■ Task details ■
Using the listing below, report all lines holding the word "إسحاق".

(Collection entries)

────────────────────

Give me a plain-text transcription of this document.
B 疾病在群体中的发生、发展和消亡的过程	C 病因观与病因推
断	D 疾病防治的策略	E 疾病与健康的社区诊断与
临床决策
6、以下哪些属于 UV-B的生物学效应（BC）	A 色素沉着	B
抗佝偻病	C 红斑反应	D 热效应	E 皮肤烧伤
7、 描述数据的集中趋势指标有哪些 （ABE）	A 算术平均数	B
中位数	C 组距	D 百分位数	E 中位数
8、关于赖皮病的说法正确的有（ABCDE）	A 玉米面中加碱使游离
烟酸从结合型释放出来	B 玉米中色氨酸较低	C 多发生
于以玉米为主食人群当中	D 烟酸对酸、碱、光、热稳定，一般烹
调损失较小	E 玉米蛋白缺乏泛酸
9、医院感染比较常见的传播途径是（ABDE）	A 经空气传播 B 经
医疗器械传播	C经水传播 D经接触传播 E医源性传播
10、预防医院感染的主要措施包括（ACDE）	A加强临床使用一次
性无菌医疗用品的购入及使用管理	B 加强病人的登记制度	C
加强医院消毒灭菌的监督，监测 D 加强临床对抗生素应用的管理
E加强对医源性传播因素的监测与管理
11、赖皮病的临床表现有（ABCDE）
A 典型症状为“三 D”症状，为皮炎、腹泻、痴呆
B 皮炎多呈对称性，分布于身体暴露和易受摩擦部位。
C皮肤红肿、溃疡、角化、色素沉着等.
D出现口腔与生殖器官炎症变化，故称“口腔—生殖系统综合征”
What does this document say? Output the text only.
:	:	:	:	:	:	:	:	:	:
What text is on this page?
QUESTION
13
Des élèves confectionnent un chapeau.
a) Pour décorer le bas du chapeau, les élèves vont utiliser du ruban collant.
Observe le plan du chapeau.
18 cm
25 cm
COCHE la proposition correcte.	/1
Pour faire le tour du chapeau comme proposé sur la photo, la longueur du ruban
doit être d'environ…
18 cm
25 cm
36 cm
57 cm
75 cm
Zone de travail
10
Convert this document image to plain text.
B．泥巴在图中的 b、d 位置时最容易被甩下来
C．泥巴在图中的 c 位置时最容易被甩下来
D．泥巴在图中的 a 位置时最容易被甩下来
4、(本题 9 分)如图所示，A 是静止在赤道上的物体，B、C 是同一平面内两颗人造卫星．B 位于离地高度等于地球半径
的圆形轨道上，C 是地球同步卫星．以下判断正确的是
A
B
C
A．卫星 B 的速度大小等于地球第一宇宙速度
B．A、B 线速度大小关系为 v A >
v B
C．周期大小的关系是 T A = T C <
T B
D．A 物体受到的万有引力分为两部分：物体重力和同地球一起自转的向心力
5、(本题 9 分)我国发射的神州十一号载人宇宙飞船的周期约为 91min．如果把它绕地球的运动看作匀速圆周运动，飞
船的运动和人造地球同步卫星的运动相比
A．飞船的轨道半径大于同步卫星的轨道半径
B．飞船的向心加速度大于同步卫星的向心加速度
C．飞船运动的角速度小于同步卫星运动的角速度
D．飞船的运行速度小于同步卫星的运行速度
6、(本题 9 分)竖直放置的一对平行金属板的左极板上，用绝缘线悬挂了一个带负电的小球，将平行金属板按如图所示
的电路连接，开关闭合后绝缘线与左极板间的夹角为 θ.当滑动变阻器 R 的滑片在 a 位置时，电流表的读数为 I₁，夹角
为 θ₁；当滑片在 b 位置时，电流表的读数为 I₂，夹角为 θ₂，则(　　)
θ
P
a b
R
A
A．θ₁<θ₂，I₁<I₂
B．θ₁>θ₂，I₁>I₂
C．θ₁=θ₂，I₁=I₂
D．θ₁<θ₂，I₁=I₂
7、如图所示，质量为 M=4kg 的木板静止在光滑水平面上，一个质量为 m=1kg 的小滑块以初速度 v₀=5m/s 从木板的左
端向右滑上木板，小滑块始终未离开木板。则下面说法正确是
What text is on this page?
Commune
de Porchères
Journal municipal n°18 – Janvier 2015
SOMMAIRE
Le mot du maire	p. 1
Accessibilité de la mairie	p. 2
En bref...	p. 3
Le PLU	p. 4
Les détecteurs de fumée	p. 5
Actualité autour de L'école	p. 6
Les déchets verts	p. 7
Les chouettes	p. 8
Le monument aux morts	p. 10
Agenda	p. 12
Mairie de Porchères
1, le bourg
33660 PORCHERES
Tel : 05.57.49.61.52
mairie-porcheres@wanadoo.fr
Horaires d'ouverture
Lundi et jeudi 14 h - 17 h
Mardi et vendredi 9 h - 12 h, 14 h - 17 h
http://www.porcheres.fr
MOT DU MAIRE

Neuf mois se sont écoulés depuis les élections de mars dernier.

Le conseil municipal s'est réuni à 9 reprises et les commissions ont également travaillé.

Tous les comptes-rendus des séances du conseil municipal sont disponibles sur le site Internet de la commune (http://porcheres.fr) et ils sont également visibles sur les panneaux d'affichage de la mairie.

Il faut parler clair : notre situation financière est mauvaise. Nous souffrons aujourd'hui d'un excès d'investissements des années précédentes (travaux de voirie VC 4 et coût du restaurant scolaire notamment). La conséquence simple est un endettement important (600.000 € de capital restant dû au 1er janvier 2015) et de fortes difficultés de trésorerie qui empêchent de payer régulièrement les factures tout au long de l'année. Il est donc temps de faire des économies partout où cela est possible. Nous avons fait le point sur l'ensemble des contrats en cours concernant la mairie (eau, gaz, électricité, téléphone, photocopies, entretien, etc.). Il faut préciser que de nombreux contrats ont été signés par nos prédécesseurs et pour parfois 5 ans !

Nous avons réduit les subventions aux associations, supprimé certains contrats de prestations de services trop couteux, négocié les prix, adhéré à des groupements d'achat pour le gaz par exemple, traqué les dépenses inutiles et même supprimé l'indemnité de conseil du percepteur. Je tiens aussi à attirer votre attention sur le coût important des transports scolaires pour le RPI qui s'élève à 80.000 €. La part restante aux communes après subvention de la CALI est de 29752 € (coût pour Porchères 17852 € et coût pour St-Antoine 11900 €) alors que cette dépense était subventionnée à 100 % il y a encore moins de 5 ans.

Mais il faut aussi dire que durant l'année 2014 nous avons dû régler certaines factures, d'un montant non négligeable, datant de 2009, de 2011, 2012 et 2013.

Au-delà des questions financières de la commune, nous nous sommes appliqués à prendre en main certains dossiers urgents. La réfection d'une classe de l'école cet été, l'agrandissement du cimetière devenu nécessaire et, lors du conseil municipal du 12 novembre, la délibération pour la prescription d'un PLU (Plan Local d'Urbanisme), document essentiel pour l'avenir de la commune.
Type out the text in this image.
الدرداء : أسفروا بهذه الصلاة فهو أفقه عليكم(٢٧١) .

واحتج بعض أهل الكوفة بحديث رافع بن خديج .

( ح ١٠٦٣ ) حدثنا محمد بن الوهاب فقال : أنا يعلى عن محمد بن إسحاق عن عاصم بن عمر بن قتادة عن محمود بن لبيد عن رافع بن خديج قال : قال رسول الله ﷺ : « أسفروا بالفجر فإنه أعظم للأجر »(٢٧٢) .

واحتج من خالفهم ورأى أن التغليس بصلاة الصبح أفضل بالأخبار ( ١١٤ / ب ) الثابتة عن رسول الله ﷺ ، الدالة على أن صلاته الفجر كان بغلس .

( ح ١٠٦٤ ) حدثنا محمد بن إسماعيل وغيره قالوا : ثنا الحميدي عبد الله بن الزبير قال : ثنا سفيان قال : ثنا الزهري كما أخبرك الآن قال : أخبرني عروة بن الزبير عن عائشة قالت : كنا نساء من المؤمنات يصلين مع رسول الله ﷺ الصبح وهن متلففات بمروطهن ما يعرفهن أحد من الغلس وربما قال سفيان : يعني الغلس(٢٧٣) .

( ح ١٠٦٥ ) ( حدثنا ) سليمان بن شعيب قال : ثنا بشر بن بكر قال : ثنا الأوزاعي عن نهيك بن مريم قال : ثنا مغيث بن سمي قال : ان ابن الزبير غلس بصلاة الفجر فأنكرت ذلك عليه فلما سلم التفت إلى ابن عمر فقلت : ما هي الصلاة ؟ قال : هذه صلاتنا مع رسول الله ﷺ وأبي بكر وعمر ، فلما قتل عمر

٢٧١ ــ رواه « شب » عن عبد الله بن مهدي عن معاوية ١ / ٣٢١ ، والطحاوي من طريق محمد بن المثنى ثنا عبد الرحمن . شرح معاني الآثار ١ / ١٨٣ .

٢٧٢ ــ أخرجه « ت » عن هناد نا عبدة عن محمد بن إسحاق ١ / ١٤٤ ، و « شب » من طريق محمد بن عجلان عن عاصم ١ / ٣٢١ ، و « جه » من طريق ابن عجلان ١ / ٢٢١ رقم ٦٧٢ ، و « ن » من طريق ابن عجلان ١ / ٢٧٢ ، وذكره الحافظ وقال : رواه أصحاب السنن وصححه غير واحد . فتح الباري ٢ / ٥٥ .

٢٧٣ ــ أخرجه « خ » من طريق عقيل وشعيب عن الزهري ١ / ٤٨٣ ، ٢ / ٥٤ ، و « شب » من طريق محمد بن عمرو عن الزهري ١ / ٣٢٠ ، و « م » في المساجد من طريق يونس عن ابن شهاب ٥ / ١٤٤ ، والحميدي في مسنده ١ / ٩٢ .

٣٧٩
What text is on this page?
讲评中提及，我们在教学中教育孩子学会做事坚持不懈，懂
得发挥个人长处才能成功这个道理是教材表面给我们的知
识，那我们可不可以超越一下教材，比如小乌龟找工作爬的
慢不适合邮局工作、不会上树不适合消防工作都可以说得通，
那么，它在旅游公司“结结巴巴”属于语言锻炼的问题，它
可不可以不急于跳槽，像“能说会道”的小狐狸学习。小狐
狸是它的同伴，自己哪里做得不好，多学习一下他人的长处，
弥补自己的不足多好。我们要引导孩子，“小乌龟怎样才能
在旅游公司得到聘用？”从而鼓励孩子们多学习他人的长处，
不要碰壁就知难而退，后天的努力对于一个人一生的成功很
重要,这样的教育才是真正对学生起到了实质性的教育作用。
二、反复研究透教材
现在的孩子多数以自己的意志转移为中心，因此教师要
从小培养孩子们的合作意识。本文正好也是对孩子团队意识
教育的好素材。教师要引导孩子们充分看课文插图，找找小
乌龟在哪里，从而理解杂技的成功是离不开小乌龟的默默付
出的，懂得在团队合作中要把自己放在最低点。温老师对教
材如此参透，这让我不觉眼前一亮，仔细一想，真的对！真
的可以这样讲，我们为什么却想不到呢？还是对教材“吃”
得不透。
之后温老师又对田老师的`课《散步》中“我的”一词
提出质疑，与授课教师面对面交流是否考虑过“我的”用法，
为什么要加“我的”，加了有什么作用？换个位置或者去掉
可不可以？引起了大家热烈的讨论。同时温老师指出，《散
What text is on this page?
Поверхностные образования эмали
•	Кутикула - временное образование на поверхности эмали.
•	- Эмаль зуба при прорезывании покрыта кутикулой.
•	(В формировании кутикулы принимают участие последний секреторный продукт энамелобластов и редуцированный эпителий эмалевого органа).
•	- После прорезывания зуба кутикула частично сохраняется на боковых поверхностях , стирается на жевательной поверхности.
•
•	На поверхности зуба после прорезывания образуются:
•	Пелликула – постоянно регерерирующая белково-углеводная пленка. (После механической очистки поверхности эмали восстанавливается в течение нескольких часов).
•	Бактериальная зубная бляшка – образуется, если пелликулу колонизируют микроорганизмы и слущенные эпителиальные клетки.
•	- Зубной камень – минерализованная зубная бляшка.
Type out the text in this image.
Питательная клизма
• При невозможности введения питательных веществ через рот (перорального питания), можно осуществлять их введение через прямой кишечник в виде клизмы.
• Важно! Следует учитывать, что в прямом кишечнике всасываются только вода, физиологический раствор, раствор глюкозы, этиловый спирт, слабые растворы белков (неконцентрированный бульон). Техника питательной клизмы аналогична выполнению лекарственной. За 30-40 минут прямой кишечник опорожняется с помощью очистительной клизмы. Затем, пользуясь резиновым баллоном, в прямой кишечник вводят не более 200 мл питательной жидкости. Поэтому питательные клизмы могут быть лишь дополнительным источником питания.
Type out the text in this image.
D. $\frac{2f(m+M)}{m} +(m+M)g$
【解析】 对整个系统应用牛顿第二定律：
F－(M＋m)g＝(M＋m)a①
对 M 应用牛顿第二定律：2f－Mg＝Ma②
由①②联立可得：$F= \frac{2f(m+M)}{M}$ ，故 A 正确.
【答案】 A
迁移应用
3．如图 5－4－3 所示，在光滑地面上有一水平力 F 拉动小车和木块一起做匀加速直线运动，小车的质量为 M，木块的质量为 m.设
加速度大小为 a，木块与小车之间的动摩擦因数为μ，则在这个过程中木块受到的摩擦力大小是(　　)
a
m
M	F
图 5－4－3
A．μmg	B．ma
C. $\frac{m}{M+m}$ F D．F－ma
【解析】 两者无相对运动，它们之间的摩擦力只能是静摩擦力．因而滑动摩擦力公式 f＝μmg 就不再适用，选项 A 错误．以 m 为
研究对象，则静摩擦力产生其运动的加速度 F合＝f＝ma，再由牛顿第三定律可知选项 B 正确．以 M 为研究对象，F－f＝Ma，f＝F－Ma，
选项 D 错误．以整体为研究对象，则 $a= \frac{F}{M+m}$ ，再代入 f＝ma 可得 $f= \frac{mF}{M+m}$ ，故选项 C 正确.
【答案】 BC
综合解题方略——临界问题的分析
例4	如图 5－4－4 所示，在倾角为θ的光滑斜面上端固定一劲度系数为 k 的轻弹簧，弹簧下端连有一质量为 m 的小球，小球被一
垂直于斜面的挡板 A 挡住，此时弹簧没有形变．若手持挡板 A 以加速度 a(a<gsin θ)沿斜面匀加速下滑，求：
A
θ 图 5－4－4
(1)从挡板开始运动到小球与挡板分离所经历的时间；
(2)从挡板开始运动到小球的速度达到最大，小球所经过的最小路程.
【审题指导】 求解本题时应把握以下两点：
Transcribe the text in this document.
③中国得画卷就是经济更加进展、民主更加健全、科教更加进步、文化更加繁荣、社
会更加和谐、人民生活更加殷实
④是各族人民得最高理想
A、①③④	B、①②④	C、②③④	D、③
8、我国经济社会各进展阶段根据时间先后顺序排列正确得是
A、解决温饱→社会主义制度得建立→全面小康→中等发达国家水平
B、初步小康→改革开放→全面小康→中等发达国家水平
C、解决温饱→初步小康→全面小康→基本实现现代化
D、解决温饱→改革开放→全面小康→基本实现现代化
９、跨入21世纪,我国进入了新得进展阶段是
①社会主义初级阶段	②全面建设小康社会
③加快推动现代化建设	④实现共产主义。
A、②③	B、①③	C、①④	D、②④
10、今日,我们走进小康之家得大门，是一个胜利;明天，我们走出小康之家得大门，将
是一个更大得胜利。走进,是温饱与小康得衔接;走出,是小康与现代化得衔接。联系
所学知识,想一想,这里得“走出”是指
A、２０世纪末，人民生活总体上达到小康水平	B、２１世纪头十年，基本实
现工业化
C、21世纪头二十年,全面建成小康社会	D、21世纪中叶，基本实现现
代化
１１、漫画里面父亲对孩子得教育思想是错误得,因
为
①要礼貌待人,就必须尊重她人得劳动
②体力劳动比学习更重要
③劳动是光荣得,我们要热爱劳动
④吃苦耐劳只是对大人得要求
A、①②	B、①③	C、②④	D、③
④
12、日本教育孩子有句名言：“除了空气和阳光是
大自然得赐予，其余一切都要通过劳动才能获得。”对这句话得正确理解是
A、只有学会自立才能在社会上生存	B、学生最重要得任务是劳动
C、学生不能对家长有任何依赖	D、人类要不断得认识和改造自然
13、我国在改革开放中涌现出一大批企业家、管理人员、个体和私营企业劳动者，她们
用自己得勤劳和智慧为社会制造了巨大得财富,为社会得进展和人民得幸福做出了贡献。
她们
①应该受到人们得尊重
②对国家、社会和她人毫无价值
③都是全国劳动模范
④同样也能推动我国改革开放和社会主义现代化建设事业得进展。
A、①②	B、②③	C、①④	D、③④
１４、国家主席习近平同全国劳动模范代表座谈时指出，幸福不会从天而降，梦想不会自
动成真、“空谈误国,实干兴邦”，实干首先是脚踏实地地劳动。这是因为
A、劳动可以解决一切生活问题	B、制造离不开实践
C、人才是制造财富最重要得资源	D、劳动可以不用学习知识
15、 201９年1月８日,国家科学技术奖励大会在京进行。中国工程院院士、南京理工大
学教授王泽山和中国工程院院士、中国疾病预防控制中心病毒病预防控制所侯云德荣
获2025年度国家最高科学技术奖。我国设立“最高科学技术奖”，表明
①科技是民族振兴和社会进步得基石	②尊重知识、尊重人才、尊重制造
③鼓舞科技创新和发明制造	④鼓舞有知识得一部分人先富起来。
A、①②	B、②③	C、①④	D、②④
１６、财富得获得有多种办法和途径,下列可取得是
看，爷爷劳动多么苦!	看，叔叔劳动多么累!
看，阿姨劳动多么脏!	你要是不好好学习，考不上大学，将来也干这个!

────────────────────

■ Task response ■
( ح ١٠٦٣ ) حدثنا محمد بن الوهاب فقال : أنا يعلى عن محمد بن إسحاق عن عاصم بن عمر بن قتادة عن محمود بن لبيد عن رافع بن خديج قال : قال رسول الله ﷺ : « أسفروا بالفجر فإنه أعظم للأجر »(٢٧٢) .
٢٧٢ ــ أخرجه « ت » عن هناد نا عبدة عن محمد بن إسحاق ١ / ١٤٤ ، و « شب » من طريق محمد بن عجلان عن عاصم ١ / ٣٢١ ، و « جه » من طريق ابن عجلان ١ / ٢٢١ رقم ٦٧٢ ، و « ن » من طريق ابن عجلان ١ / ٢٧٢ ، وذكره الحافظ وقال : رواه أصحاب السنن وصححه غير واحد . فتح الباري ٢ / ٥٥ .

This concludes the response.